Exercise requirements: Convert each line of the records into one string in a JSON list, omitting any blank lines.

++++ Entries provided

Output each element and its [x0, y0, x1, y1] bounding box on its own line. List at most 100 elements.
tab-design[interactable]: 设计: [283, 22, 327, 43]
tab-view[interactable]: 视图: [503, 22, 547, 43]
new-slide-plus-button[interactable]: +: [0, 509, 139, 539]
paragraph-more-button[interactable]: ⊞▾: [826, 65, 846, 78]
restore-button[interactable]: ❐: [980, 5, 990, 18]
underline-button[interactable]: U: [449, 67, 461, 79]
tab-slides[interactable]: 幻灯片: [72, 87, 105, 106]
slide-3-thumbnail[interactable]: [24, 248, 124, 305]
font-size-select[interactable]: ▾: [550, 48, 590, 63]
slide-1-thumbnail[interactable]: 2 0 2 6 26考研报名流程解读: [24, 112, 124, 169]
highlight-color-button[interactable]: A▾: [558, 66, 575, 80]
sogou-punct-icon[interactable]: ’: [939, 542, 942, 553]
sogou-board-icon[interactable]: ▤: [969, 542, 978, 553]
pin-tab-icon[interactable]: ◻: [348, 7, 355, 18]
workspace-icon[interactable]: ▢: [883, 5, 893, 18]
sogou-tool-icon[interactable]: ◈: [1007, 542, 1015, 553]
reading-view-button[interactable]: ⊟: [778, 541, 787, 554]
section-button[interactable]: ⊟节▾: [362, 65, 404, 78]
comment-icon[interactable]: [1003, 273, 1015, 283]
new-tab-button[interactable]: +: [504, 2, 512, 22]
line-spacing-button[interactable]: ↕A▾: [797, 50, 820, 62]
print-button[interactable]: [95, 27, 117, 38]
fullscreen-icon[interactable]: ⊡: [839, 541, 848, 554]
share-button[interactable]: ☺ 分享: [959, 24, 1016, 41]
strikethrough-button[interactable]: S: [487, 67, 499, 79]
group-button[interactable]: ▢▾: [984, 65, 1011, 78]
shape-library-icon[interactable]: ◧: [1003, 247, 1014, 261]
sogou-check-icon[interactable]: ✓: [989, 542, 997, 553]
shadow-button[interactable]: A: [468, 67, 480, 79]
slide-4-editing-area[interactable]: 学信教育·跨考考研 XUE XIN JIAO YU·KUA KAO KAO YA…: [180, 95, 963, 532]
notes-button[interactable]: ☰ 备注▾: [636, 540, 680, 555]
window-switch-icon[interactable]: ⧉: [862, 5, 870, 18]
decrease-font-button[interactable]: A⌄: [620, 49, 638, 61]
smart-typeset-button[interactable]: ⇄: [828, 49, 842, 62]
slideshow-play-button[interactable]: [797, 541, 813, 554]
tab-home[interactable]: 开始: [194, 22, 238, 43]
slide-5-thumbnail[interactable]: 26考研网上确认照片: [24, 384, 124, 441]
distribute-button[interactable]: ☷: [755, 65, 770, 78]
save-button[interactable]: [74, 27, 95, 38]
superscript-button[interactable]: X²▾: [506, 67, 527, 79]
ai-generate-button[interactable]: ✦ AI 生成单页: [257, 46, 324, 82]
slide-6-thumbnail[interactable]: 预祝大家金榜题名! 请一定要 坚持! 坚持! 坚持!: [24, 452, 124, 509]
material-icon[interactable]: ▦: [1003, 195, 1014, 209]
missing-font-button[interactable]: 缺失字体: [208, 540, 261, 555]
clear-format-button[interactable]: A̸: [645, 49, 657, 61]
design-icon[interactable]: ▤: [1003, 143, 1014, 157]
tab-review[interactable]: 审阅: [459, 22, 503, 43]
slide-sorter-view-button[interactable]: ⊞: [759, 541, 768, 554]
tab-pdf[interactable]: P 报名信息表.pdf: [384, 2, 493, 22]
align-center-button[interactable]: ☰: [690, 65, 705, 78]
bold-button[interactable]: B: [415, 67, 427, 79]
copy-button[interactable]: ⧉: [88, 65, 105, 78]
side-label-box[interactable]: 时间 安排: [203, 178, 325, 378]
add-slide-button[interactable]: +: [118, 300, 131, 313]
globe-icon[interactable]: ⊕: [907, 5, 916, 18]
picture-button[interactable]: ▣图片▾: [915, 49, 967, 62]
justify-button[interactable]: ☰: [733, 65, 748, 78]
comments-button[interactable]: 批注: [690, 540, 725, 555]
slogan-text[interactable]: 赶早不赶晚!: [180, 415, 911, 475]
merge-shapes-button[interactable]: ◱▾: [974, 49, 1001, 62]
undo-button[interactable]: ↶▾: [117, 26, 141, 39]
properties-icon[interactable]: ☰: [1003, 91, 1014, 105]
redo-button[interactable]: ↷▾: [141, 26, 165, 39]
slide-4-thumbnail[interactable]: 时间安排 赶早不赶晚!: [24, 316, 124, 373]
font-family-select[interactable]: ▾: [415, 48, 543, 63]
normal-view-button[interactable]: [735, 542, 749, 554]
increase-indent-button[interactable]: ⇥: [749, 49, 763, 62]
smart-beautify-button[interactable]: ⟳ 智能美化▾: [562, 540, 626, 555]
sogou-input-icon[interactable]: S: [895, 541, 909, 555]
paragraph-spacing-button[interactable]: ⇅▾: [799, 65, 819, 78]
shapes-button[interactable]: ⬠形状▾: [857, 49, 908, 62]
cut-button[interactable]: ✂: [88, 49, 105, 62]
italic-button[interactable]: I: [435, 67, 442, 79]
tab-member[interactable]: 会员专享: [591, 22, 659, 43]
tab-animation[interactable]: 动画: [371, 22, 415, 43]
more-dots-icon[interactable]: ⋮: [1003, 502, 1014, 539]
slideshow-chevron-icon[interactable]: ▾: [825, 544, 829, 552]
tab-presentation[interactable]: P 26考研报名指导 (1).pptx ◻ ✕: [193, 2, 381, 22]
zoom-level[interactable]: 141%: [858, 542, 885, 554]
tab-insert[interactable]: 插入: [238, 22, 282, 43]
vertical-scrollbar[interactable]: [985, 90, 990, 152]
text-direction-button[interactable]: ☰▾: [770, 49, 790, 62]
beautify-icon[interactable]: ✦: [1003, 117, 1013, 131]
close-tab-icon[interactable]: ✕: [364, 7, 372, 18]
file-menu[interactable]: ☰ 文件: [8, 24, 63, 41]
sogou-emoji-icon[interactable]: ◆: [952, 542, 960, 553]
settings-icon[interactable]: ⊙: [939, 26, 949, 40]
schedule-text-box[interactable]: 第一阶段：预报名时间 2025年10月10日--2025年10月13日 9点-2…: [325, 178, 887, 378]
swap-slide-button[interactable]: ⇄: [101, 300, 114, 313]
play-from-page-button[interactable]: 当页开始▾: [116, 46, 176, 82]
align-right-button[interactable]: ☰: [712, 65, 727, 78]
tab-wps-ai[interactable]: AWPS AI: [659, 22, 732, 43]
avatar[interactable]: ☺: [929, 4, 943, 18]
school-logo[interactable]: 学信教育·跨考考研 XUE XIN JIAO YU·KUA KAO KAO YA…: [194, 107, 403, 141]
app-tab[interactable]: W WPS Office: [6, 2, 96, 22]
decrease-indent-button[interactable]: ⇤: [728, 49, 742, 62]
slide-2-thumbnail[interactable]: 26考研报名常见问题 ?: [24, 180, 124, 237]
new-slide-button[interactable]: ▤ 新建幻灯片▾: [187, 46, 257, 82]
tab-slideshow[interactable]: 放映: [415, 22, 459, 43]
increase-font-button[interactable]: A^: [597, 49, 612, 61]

++++++++

Exercise response:
[
  "Output each element and its [x0, y0, x1, y1] bounding box on its own line. List at most 100 elements.",
  "tab-design[interactable]: 设计: [283, 22, 327, 43]",
  "tab-view[interactable]: 视图: [503, 22, 547, 43]",
  "new-slide-plus-button[interactable]: +: [0, 509, 139, 539]",
  "paragraph-more-button[interactable]: ⊞▾: [826, 65, 846, 78]",
  "restore-button[interactable]: ❐: [980, 5, 990, 18]",
  "underline-button[interactable]: U: [449, 67, 461, 79]",
  "tab-slides[interactable]: 幻灯片: [72, 87, 105, 106]",
  "slide-3-thumbnail[interactable]: [24, 248, 124, 305]",
  "font-size-select[interactable]: ▾: [550, 48, 590, 63]",
  "slide-1-thumbnail[interactable]: 2 0 2 6 26考研报名流程解读: [24, 112, 124, 169]",
  "highlight-color-button[interactable]: A▾: [558, 66, 575, 80]",
  "sogou-punct-icon[interactable]: ’: [939, 542, 942, 553]",
  "sogou-board-icon[interactable]: ▤: [969, 542, 978, 553]",
  "pin-tab-icon[interactable]: ◻: [348, 7, 355, 18]",
  "workspace-icon[interactable]: ▢: [883, 5, 893, 18]",
  "sogou-tool-icon[interactable]: ◈: [1007, 542, 1015, 553]",
  "reading-view-button[interactable]: ⊟: [778, 541, 787, 554]",
  "section-button[interactable]: ⊟节▾: [362, 65, 404, 78]",
  "comment-icon[interactable]: [1003, 273, 1015, 283]",
  "new-tab-button[interactable]: +: [504, 2, 512, 22]",
  "line-spacing-button[interactable]: ↕A▾: [797, 50, 820, 62]",
  "print-button[interactable]: [95, 27, 117, 38]",
  "fullscreen-icon[interactable]: ⊡: [839, 541, 848, 554]",
  "share-button[interactable]: ☺ 分享: [959, 24, 1016, 41]",
  "strikethrough-button[interactable]: S: [487, 67, 499, 79]",
  "group-button[interactable]: ▢▾: [984, 65, 1011, 78]",
  "shape-library-icon[interactable]: ◧: [1003, 247, 1014, 261]",
  "sogou-check-icon[interactable]: ✓: [989, 542, 997, 553]",
  "shadow-button[interactable]: A: [468, 67, 480, 79]",
  "slide-4-editing-area[interactable]: 学信教育·跨考考研 XUE XIN JIAO YU·KUA KAO KAO YA…: [180, 95, 963, 532]",
  "notes-button[interactable]: ☰ 备注▾: [636, 540, 680, 555]",
  "window-switch-icon[interactable]: ⧉: [862, 5, 870, 18]",
  "decrease-font-button[interactable]: A⌄: [620, 49, 638, 61]",
  "smart-typeset-button[interactable]: ⇄: [828, 49, 842, 62]",
  "slideshow-play-button[interactable]: [797, 541, 813, 554]",
  "tab-home[interactable]: 开始: [194, 22, 238, 43]",
  "slide-5-thumbnail[interactable]: 26考研网上确认照片: [24, 384, 124, 441]",
  "distribute-button[interactable]: ☷: [755, 65, 770, 78]",
  "save-button[interactable]: [74, 27, 95, 38]",
  "superscript-button[interactable]: X²▾: [506, 67, 527, 79]",
  "ai-generate-button[interactable]: ✦ AI 生成单页: [257, 46, 324, 82]",
  "slide-6-thumbnail[interactable]: 预祝大家金榜题名! 请一定要 坚持! 坚持! 坚持!: [24, 452, 124, 509]",
  "material-icon[interactable]: ▦: [1003, 195, 1014, 209]",
  "missing-font-button[interactable]: 缺失字体: [208, 540, 261, 555]",
  "clear-format-button[interactable]: A̸: [645, 49, 657, 61]",
  "design-icon[interactable]: ▤: [1003, 143, 1014, 157]",
  "tab-review[interactable]: 审阅: [459, 22, 503, 43]",
  "slide-sorter-view-button[interactable]: ⊞: [759, 541, 768, 554]",
  "tab-pdf[interactable]: P 报名信息表.pdf: [384, 2, 493, 22]",
  "align-center-button[interactable]: ☰: [690, 65, 705, 78]",
  "bold-button[interactable]: B: [415, 67, 427, 79]",
  "copy-button[interactable]: ⧉: [88, 65, 105, 78]",
  "side-label-box[interactable]: 时间 安排: [203, 178, 325, 378]",
  "add-slide-button[interactable]: +: [118, 300, 131, 313]",
  "globe-icon[interactable]: ⊕: [907, 5, 916, 18]",
  "picture-button[interactable]: ▣图片▾: [915, 49, 967, 62]",
  "justify-button[interactable]: ☰: [733, 65, 748, 78]",
  "comments-button[interactable]: 批注: [690, 540, 725, 555]",
  "slogan-text[interactable]: 赶早不赶晚!: [180, 415, 911, 475]",
  "merge-shapes-button[interactable]: ◱▾: [974, 49, 1001, 62]",
  "undo-button[interactable]: ↶▾: [117, 26, 141, 39]",
  "properties-icon[interactable]: ☰: [1003, 91, 1014, 105]",
  "redo-button[interactable]: ↷▾: [141, 26, 165, 39]",
  "slide-4-thumbnail[interactable]: 时间安排 赶早不赶晚!: [24, 316, 124, 373]",
  "font-family-select[interactable]: ▾: [415, 48, 543, 63]",
  "normal-view-button[interactable]: [735, 542, 749, 554]",
  "increase-indent-button[interactable]: ⇥: [749, 49, 763, 62]",
  "smart-beautify-button[interactable]: ⟳ 智能美化▾: [562, 540, 626, 555]",
  "sogou-input-icon[interactable]: S: [895, 541, 909, 555]",
  "paragraph-spacing-button[interactable]: ⇅▾: [799, 65, 819, 78]",
  "shapes-button[interactable]: ⬠形状▾: [857, 49, 908, 62]",
  "cut-button[interactable]: ✂: [88, 49, 105, 62]",
  "italic-button[interactable]: I: [435, 67, 442, 79]",
  "tab-member[interactable]: 会员专享: [591, 22, 659, 43]",
  "tab-animation[interactable]: 动画: [371, 22, 415, 43]",
  "more-dots-icon[interactable]: ⋮: [1003, 502, 1014, 539]",
  "slideshow-chevron-icon[interactable]: ▾: [825, 544, 829, 552]",
  "tab-presentation[interactable]: P 26考研报名指导 (1).pptx ◻ ✕: [193, 2, 381, 22]",
  "zoom-level[interactable]: 141%: [858, 542, 885, 554]",
  "tab-insert[interactable]: 插入: [238, 22, 282, 43]",
  "vertical-scrollbar[interactable]: [985, 90, 990, 152]",
  "text-direction-button[interactable]: ☰▾: [770, 49, 790, 62]",
  "beautify-icon[interactable]: ✦: [1003, 117, 1013, 131]",
  "close-tab-icon[interactable]: ✕: [364, 7, 372, 18]",
  "file-menu[interactable]: ☰ 文件: [8, 24, 63, 41]",
  "sogou-emoji-icon[interactable]: ◆: [952, 542, 960, 553]",
  "settings-icon[interactable]: ⊙: [939, 26, 949, 40]",
  "schedule-text-box[interactable]: 第一阶段：预报名时间 2025年10月10日--2025年10月13日 9点-2…: [325, 178, 887, 378]",
  "swap-slide-button[interactable]: ⇄: [101, 300, 114, 313]",
  "play-from-page-button[interactable]: 当页开始▾: [116, 46, 176, 82]",
  "align-right-button[interactable]: ☰: [712, 65, 727, 78]",
  "tab-wps-ai[interactable]: AWPS AI: [659, 22, 732, 43]",
  "avatar[interactable]: ☺: [929, 4, 943, 18]",
  "school-logo[interactable]: 学信教育·跨考考研 XUE XIN JIAO YU·KUA KAO KAO YA…: [194, 107, 403, 141]",
  "app-tab[interactable]: W WPS Office: [6, 2, 96, 22]",
  "decrease-indent-button[interactable]: ⇤: [728, 49, 742, 62]",
  "slide-2-thumbnail[interactable]: 26考研报名常见问题 ?: [24, 180, 124, 237]",
  "new-slide-button[interactable]: ▤ 新建幻灯片▾: [187, 46, 257, 82]",
  "tab-slideshow[interactable]: 放映: [415, 22, 459, 43]",
  "increase-font-button[interactable]: A^: [597, 49, 612, 61]"
]